--- WORK TO COMPLETE ---
Locate every line in the material below that has the word "value". Copy each of those lines.

--- GIVEN DATA ---
◇ ◇ ◇ ◇ ◇ ◇ ◇

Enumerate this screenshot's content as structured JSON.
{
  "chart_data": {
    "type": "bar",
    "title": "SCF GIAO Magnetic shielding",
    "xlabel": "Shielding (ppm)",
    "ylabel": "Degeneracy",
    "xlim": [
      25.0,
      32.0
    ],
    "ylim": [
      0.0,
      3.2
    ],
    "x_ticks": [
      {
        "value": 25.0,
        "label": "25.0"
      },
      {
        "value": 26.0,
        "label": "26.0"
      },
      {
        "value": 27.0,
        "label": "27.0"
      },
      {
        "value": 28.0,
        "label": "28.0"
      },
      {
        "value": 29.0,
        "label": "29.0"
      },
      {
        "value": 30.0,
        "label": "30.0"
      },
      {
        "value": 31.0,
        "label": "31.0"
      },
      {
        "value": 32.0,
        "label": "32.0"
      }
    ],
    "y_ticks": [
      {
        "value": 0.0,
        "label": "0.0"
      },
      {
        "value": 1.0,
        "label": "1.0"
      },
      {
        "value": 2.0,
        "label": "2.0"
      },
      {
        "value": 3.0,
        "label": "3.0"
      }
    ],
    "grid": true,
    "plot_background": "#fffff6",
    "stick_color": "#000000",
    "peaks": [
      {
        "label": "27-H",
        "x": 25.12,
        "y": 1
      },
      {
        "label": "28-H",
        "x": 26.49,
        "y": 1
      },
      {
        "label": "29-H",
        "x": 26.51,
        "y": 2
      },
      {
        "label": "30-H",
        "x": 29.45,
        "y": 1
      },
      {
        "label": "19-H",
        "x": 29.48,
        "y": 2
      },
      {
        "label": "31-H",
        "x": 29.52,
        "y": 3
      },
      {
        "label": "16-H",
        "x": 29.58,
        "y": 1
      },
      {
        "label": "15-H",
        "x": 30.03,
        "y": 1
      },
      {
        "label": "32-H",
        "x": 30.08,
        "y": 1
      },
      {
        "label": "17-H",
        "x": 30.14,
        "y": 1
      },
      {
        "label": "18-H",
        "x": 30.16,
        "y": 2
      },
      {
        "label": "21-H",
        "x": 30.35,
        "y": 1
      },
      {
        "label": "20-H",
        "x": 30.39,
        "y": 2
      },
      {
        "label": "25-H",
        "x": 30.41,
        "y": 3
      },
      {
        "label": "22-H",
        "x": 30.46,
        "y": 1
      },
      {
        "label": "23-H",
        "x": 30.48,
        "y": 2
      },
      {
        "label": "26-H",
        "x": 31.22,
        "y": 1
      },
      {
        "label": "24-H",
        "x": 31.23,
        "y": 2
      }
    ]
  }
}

◇ ◇ ◇ ◇ ◇ ◇ ◇

--- RESULT OF THIS EXERCISE ---
        "value": 25.0,
        "value": 26.0,
        "value": 27.0,
        "value": 28.0,
        "value": 29.0,
        "value": 30.0,
        "value": 31.0,
        "value": 32.0,
        "value": 0.0,
        "value": 1.0,
        "value": 2.0,
        "value": 3.0,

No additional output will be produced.